## begin

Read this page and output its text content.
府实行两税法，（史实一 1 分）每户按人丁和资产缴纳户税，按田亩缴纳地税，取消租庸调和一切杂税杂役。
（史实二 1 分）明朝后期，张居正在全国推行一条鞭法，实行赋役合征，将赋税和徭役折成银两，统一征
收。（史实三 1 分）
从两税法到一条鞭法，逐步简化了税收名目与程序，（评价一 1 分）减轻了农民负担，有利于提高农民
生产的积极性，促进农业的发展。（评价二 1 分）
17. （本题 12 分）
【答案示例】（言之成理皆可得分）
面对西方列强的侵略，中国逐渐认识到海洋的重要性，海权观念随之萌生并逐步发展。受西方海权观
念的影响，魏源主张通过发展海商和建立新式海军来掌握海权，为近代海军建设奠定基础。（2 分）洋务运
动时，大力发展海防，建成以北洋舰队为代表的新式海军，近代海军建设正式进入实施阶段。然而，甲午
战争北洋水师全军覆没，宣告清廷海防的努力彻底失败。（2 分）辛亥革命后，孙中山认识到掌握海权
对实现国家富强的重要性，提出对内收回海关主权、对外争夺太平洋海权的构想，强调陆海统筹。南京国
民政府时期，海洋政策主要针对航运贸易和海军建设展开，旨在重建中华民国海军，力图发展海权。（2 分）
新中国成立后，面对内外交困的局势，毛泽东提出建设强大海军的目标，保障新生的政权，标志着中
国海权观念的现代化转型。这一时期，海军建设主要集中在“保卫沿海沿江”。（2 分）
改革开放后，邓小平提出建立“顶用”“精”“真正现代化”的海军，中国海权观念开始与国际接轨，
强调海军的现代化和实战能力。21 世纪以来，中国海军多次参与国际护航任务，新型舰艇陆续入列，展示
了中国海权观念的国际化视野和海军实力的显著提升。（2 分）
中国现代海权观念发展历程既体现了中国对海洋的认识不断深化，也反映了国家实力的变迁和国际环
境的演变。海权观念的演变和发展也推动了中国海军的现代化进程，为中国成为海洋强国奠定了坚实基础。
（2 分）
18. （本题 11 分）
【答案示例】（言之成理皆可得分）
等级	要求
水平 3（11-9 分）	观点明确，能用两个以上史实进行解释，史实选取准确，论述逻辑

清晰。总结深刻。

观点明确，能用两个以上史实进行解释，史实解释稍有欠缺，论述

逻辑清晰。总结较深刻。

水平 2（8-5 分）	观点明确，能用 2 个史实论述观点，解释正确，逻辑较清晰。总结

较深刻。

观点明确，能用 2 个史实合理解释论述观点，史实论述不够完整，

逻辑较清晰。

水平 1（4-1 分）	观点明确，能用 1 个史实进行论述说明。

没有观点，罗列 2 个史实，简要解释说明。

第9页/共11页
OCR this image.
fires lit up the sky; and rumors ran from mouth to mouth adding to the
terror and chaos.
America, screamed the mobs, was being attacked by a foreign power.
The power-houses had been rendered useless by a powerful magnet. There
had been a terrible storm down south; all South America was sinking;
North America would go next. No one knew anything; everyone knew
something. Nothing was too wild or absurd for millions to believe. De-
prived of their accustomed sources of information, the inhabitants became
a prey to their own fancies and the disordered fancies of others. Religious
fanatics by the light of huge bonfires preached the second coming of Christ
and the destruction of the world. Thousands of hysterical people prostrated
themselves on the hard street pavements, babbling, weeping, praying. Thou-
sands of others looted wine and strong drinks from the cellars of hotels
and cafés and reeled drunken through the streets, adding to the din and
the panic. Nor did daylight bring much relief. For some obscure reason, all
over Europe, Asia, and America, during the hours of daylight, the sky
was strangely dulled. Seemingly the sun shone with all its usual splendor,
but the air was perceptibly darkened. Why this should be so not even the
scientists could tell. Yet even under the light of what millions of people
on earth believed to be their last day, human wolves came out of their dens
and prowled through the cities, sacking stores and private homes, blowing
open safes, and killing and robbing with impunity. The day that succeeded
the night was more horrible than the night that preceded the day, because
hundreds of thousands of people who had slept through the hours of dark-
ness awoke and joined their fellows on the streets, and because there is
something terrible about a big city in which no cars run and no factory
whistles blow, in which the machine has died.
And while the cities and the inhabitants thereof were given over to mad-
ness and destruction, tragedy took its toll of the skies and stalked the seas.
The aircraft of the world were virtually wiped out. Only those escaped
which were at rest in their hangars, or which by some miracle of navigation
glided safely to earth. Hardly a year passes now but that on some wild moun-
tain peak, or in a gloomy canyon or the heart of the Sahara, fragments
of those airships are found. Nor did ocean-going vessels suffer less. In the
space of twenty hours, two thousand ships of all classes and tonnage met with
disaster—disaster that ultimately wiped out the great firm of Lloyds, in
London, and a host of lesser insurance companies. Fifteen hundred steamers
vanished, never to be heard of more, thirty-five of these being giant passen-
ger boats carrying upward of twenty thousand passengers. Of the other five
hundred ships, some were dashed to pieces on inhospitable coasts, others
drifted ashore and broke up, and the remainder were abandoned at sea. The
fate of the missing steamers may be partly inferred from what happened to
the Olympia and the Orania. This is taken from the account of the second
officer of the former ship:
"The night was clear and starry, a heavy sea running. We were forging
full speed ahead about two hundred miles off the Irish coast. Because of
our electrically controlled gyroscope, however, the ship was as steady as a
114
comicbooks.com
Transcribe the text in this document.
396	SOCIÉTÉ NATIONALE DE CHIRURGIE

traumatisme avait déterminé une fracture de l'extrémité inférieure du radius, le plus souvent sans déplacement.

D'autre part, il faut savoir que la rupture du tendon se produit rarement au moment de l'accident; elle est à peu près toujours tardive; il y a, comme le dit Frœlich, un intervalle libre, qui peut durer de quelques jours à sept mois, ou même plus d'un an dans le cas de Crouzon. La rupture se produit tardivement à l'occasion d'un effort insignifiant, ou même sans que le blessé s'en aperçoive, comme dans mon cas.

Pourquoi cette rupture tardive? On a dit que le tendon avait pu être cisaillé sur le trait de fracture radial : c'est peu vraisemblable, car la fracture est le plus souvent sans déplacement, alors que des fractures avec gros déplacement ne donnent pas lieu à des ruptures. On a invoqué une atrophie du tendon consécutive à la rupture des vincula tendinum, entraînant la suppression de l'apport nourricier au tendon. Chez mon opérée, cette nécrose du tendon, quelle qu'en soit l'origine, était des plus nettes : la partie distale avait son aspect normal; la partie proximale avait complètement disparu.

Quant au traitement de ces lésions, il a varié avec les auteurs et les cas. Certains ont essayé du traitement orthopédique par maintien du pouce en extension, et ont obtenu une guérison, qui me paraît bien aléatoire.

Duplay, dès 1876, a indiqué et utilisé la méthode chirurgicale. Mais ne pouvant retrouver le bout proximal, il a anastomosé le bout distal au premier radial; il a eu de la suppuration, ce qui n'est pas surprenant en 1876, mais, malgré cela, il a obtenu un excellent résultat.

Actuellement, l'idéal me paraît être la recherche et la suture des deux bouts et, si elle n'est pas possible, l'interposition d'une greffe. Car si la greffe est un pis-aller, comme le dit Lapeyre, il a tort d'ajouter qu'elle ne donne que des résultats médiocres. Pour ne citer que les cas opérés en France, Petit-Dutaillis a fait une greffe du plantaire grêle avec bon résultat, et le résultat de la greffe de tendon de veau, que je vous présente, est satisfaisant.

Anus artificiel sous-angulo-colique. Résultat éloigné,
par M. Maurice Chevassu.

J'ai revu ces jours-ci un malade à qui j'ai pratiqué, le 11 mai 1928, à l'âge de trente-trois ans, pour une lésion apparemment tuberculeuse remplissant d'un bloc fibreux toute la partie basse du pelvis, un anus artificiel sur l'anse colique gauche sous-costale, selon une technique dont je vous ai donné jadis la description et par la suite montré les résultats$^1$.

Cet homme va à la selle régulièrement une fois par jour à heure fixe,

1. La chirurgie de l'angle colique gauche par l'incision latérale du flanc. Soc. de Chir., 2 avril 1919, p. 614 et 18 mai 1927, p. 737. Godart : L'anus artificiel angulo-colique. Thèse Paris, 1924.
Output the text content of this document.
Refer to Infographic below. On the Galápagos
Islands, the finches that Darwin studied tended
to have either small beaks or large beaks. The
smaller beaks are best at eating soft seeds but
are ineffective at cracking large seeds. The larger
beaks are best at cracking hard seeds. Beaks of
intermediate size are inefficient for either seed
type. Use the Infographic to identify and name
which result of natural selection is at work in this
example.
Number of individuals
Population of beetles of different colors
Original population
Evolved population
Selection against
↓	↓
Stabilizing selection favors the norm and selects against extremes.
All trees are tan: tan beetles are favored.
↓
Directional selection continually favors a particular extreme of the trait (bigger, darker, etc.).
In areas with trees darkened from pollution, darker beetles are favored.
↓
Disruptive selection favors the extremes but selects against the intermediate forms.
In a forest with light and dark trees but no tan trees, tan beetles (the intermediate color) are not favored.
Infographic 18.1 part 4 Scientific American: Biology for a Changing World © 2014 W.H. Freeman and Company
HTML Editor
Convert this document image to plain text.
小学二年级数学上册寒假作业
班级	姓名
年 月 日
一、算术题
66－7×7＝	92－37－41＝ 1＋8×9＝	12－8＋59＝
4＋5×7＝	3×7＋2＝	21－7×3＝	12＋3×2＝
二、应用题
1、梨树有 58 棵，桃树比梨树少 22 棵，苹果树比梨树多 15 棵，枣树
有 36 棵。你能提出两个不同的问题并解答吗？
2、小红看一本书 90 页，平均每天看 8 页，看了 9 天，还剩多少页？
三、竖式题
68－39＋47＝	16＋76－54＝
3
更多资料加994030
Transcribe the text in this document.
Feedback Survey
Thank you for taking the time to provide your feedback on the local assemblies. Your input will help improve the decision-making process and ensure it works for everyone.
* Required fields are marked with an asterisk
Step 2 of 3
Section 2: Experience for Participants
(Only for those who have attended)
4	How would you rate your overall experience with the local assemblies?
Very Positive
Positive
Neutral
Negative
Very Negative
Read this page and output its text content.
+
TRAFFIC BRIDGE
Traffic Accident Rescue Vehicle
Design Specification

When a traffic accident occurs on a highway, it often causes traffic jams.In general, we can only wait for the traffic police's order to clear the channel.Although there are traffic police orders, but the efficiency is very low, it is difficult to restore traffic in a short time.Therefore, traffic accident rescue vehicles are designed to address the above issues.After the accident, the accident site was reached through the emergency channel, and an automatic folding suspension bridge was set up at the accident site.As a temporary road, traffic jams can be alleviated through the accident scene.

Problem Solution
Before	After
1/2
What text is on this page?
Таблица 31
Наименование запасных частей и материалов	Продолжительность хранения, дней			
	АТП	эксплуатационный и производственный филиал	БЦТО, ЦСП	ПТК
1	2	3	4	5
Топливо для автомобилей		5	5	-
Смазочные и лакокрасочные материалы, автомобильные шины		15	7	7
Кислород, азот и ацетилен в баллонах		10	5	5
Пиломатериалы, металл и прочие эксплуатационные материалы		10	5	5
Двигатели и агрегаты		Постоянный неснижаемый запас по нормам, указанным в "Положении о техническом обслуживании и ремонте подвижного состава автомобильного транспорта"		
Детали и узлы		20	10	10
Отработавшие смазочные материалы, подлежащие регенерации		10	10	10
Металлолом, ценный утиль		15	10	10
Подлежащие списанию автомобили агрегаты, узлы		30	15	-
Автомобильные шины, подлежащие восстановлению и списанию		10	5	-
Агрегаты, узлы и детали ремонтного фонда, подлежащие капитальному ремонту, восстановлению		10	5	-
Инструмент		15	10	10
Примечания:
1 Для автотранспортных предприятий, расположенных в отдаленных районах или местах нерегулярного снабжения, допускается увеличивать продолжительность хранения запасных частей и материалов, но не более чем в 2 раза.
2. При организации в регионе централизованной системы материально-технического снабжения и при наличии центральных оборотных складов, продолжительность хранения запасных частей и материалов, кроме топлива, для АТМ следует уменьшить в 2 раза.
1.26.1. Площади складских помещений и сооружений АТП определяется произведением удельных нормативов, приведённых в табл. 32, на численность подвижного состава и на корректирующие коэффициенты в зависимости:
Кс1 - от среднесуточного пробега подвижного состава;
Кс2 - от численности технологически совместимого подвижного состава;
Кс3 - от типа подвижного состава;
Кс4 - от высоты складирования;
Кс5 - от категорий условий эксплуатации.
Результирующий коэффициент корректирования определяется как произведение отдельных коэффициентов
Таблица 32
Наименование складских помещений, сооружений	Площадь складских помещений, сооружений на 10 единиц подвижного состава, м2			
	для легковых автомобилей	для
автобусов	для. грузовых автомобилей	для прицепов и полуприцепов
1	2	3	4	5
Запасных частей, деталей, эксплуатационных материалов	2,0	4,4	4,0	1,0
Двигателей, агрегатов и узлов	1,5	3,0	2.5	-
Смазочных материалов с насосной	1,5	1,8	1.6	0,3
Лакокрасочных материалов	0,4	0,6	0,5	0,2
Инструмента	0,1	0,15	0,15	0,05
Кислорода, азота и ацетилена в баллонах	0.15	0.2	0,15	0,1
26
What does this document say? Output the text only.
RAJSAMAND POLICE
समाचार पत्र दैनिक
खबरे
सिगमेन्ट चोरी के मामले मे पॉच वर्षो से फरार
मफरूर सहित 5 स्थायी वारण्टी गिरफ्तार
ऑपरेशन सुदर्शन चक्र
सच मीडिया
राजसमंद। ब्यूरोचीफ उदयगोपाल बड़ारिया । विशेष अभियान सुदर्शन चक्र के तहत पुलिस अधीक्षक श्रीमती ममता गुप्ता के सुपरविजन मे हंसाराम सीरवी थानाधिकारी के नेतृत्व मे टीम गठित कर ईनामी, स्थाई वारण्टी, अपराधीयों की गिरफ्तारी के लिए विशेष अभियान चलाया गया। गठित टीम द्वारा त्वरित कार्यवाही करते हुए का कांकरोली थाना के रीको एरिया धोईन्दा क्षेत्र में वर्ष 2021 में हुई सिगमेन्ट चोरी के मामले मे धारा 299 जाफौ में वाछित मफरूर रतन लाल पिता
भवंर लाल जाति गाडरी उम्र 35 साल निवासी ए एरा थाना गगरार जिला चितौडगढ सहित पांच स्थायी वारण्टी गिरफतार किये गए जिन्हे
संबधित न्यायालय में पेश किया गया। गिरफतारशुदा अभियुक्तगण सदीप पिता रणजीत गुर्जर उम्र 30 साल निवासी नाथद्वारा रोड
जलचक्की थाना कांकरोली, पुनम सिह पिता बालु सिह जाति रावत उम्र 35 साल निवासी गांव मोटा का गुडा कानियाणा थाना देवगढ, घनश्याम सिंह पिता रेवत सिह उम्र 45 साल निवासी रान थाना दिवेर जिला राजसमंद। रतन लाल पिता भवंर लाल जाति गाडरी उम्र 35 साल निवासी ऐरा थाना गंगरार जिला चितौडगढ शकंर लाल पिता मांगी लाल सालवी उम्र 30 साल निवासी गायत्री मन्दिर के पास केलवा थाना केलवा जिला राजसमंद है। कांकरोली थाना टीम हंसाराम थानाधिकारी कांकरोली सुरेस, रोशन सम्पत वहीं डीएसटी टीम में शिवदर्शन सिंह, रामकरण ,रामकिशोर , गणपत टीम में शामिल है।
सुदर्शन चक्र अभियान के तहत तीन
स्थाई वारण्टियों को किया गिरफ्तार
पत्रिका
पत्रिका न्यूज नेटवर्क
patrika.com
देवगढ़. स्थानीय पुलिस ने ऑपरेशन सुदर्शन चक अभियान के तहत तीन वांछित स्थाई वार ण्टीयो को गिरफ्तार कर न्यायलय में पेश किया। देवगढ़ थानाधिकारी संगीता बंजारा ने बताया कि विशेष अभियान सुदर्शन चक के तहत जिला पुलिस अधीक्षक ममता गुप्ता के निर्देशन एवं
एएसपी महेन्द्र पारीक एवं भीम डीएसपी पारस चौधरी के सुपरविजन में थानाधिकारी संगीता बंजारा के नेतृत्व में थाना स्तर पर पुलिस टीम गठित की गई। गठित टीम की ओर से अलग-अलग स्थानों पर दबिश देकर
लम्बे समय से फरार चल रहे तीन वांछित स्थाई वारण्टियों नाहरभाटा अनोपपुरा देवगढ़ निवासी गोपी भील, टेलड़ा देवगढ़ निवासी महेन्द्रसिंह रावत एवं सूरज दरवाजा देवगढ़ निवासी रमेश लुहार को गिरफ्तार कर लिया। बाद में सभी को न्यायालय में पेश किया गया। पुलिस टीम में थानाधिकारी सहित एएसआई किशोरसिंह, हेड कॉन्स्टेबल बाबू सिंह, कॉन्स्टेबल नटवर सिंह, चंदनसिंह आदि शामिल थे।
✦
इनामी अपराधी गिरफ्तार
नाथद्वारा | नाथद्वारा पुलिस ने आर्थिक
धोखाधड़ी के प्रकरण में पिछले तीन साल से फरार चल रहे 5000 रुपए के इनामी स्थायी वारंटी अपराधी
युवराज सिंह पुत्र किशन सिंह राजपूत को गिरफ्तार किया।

## end

In the material above, find the lines that contain "image" and show them.

OCR this image.
Convert this document image to plain text.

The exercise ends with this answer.